Monday, April 6, 2009

response: Neuroaesthetics

It's very strange that that the word, beauty, has been used as the focus of this study. My idea of beauty evolves from the first impression as I gather more knowledge and experience. To me, this applies not only to people and places, but to artwork as well. I would be curious to understand the different neurological effects of artwork seen for the first time versus artwork that is familiar to the viewer.

Zeki's research should also take trends into consideration. It's hard to believe that pleated bleached jeans and blazers with shoulder pads were once beautiful to many [raises hand]. The fact that some people, once again adopt these fashion beauties today makes my neurotransmitters chuckle.

The article mentions that the directors of auction houses may be most threatened by the research, but fails to offer that perhaps people who go to auctions have a similar aesthetic preference. This makes me wonder if Zeki himself has a narrow definition of art, despite the mention of his extensive work with artists.

It's inspiring that research is being done in an attempt to bridge the gap between art and science, but I don't think a study like this can be very useful without also investigating many important factors.


I think that Zeki’s view of art history as a study in the progression of the understanding our own visual perception is very interesting. I wonder if his research would be less controversial if he was focusing more on this aspect, and not the beauty aspect. There is still very little known about how visual perception works, and I think research with the goal to further understanding would be more valuable than what Zeki is doing. Questions like “what is beauty? “ and “what is art?” have as many different answers as there are people on this planet. People have been trying to discover the answer to that question for a very long time. If there is a universal beauty, how can you account for all the different kinds of art? Wouldn’t everything start looking the same, if we were all driven to a universal beauty? I find the idea of a universal beauty difficult. How do you account for the constantly changing styles of art and standards of beauty throughout history and between cultures?


I’m not sure why Art Critics and Auctioneers are so worried about this research. The art critic often serves as the “public relations officer” getting the art or art movement recognized by the masses, not a scientist. The art critic also serves to document the history of art while it’s happening. It’s their job to disseminate the messages, the higher-level concepts, the uniqueness, and the groundbreaking ideas from all other art; they must also think beyond color, form and aesthetic beauty. They must also think beyond the research that is being done on neuroaesthetics.

All that said, in the same way that disc jockeys used to determine the music that would become popular, art critics often times determine or influence what art will become popular. However with the influx of new radio stations on air and on the internet, as well as the tape trading and underground grass roots movement, music that might not have been discovered before is now getting into the hands of many. In the same way, good art that moves people will also find its breeding ground outside the art critic and scientific world. Possibly through the Internet, fanzines, and the like. And the labels or awards and placement in a museum may play a less significant role in the future.

At the end of the day, how many people are ONLY going to listen to a scientist tell them why they like or dislike a particular piece of art? And to further that point, how many lovers of art are ONLY going listen to what an art critic has to tell them? A person’s gut reaction will always impact their opinion regardless of what is said about the artwork.

It’s interesting to understand the reasons for our responses when observing and creating art; it doesn’t diminish our innate passion in any way. Therefore, I have no problem with a scientist doing research to understand how the brain reacts to art in order to understand how the brain functions on a deeper level.

== Records shown ==
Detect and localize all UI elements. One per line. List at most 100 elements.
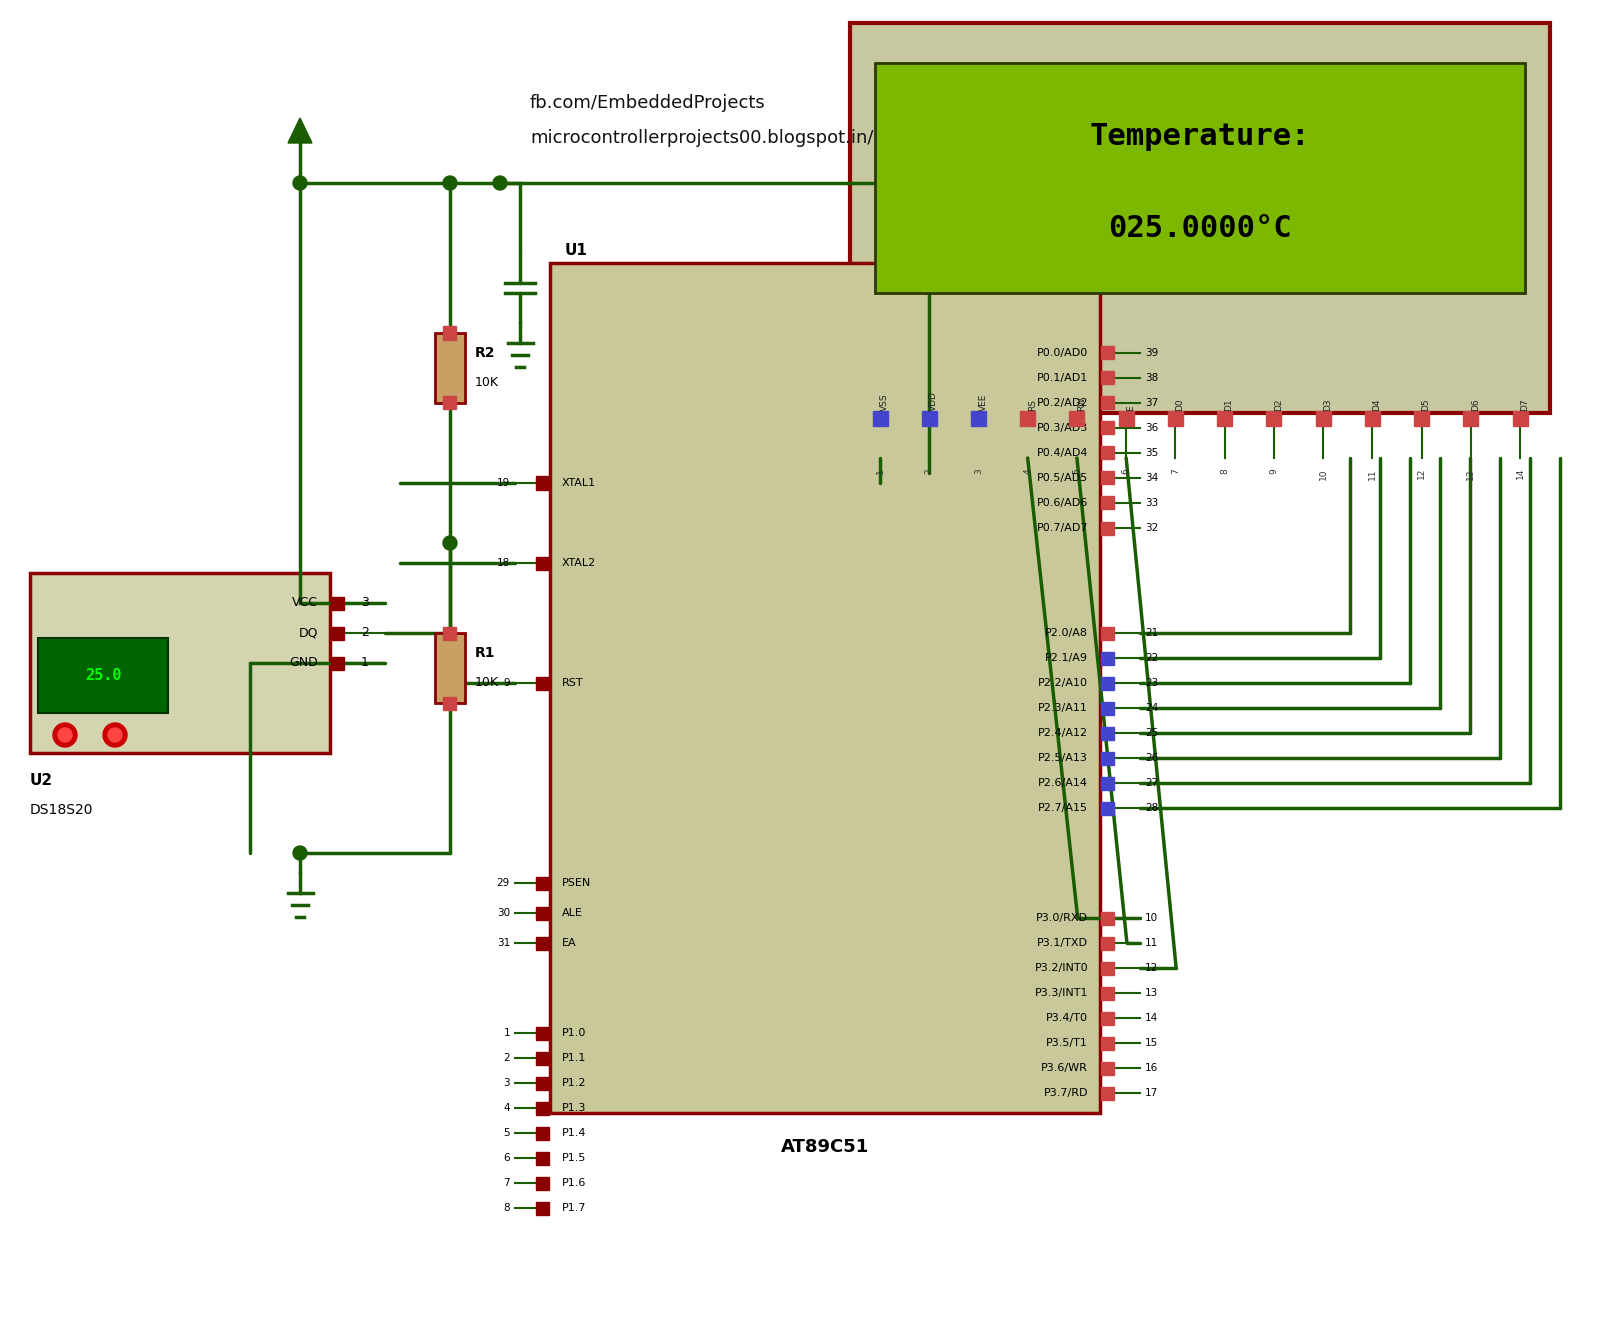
Text: 10K: 10K bbox=[475, 677, 499, 689]
Bar bbox=[1101, 472, 1114, 484]
Text: 2: 2 bbox=[504, 1053, 510, 1062]
Text: XTAL1: XTAL1 bbox=[562, 479, 597, 488]
Text: 33: 33 bbox=[1146, 499, 1158, 508]
Text: P3.6/WR: P3.6/WR bbox=[1042, 1062, 1088, 1073]
Text: R1: R1 bbox=[475, 647, 496, 660]
Text: P2.6/A14: P2.6/A14 bbox=[1038, 778, 1088, 788]
Text: P0.1/AD1: P0.1/AD1 bbox=[1037, 373, 1088, 383]
Bar bbox=[1101, 521, 1114, 535]
Bar bbox=[536, 556, 549, 569]
Text: P0.7/AD7: P0.7/AD7 bbox=[1037, 523, 1088, 533]
Text: AT89C51: AT89C51 bbox=[781, 1138, 869, 1156]
Bar bbox=[875, 63, 1525, 293]
Text: D1: D1 bbox=[1224, 399, 1234, 411]
Text: D2: D2 bbox=[1274, 399, 1283, 411]
Text: 2: 2 bbox=[925, 468, 934, 473]
Bar bbox=[1101, 652, 1114, 664]
Text: 7: 7 bbox=[1171, 468, 1179, 473]
Text: 3: 3 bbox=[504, 1078, 510, 1088]
Text: D0: D0 bbox=[1176, 399, 1184, 411]
Text: D6: D6 bbox=[1470, 399, 1480, 411]
Text: P1.6: P1.6 bbox=[562, 1178, 586, 1188]
Text: P0.2/AD2: P0.2/AD2 bbox=[1037, 399, 1088, 408]
Bar bbox=[536, 1052, 549, 1065]
Text: 8: 8 bbox=[504, 1202, 510, 1213]
Bar bbox=[1101, 912, 1114, 925]
Text: 11: 11 bbox=[1146, 938, 1158, 948]
Text: P2.3/A11: P2.3/A11 bbox=[1038, 702, 1088, 713]
Bar bbox=[1414, 411, 1429, 425]
Text: 2: 2 bbox=[362, 627, 370, 640]
Bar bbox=[1101, 777, 1114, 789]
Text: 23: 23 bbox=[1146, 678, 1158, 688]
Bar bbox=[1101, 627, 1114, 640]
Bar bbox=[1118, 411, 1134, 425]
Text: 5: 5 bbox=[504, 1128, 510, 1138]
Text: PSEN: PSEN bbox=[562, 878, 592, 888]
Bar bbox=[443, 697, 456, 709]
Text: 1: 1 bbox=[362, 656, 370, 669]
Bar bbox=[331, 596, 344, 609]
Bar bbox=[435, 633, 466, 702]
Bar bbox=[536, 877, 549, 889]
Text: P2.0/A8: P2.0/A8 bbox=[1045, 628, 1088, 639]
Text: P1.0: P1.0 bbox=[562, 1028, 586, 1038]
Text: RS: RS bbox=[1027, 399, 1037, 411]
Text: 18: 18 bbox=[496, 559, 510, 568]
Bar bbox=[536, 1152, 549, 1165]
Bar bbox=[1101, 1086, 1114, 1100]
Bar bbox=[1101, 1061, 1114, 1074]
Bar bbox=[1218, 411, 1232, 425]
Text: P3.0/RXD: P3.0/RXD bbox=[1037, 913, 1088, 922]
Text: P2.4/A12: P2.4/A12 bbox=[1038, 728, 1088, 738]
Circle shape bbox=[293, 846, 307, 860]
Bar bbox=[1101, 372, 1114, 384]
Text: 17: 17 bbox=[1146, 1088, 1158, 1098]
Bar bbox=[536, 906, 549, 920]
Circle shape bbox=[443, 536, 458, 551]
Bar bbox=[1101, 961, 1114, 974]
Text: 7: 7 bbox=[504, 1178, 510, 1188]
Text: 32: 32 bbox=[1146, 523, 1158, 533]
Text: 31: 31 bbox=[496, 938, 510, 948]
Bar bbox=[1021, 411, 1035, 425]
Text: P3.5/T1: P3.5/T1 bbox=[1046, 1038, 1088, 1048]
Text: DS18S20: DS18S20 bbox=[30, 802, 93, 817]
Bar bbox=[435, 333, 466, 403]
Text: 22: 22 bbox=[1146, 653, 1158, 663]
Bar bbox=[1464, 411, 1478, 425]
Text: 13: 13 bbox=[1466, 468, 1475, 480]
Text: P1.4: P1.4 bbox=[562, 1128, 587, 1138]
Bar bbox=[1101, 1012, 1114, 1025]
Bar bbox=[536, 476, 549, 489]
Text: 9: 9 bbox=[1269, 468, 1278, 473]
Text: VDD: VDD bbox=[930, 391, 938, 411]
FancyBboxPatch shape bbox=[850, 23, 1550, 413]
Text: D7: D7 bbox=[1520, 399, 1530, 411]
Bar bbox=[536, 677, 549, 689]
Bar bbox=[971, 411, 986, 425]
Text: 30: 30 bbox=[498, 908, 510, 918]
Text: 1: 1 bbox=[875, 468, 885, 473]
Text: 025.0000°C: 025.0000°C bbox=[1109, 215, 1291, 243]
Bar bbox=[1168, 411, 1182, 425]
Text: P0.6/AD6: P0.6/AD6 bbox=[1037, 499, 1088, 508]
Bar bbox=[1101, 1037, 1114, 1049]
Text: 26: 26 bbox=[1146, 753, 1158, 762]
Text: P1.7: P1.7 bbox=[562, 1202, 587, 1213]
Text: D4: D4 bbox=[1373, 399, 1381, 411]
Text: P0.5/AD5: P0.5/AD5 bbox=[1037, 473, 1088, 483]
Text: EA: EA bbox=[562, 938, 576, 948]
Bar bbox=[536, 1177, 549, 1189]
Bar bbox=[1101, 496, 1114, 509]
Bar bbox=[536, 1077, 549, 1089]
Bar bbox=[1101, 421, 1114, 435]
Text: 35: 35 bbox=[1146, 448, 1158, 459]
Text: P3.1/TXD: P3.1/TXD bbox=[1037, 938, 1088, 948]
Text: 34: 34 bbox=[1146, 473, 1158, 483]
Text: VEE: VEE bbox=[979, 393, 987, 411]
Text: R2: R2 bbox=[475, 347, 496, 360]
Text: 10: 10 bbox=[1318, 468, 1328, 480]
Text: 13: 13 bbox=[1146, 988, 1158, 998]
Text: P1.2: P1.2 bbox=[562, 1078, 587, 1088]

== Exercise instructions ==
[1] In the neuroaesthetics post, condense the paragraph that begins "Zeki's research should also take trends into consideration" into one or two sentences that keep its main points.
[2] In the entries, reproduce word for word the lines from the line with "Text: 10K: 10K bbox=[475, 677, 499, 689]" to the line with "Bar bbox=[536, 556, 549, 569]".
The post and the entries have nothing to do with each other.

== Outputs for the tasks ==
[1] Zeki's research should account for trends. Pleated bleached jeans and shoulder-pad blazers were once widely considered beautiful, the writer included, and some people wearing them again today amuses the writer.

[2]
Text: 10K: 10K bbox=[475, 677, 499, 689]
Bar bbox=[1101, 472, 1114, 484]
Text: 2: 2 bbox=[504, 1053, 510, 1062]
Text: XTAL1: XTAL1 bbox=[562, 479, 597, 488]
Text: 33: 33 bbox=[1146, 499, 1158, 508]
Text: P3.6/WR: P3.6/WR bbox=[1042, 1062, 1088, 1073]
Text: R1: R1 bbox=[475, 647, 496, 660]
Text: P2.6/A14: P2.6/A14 bbox=[1038, 778, 1088, 788]
Text: P0.1/AD1: P0.1/AD1 bbox=[1037, 373, 1088, 383]
Bar bbox=[1101, 521, 1114, 535]
Bar bbox=[536, 556, 549, 569]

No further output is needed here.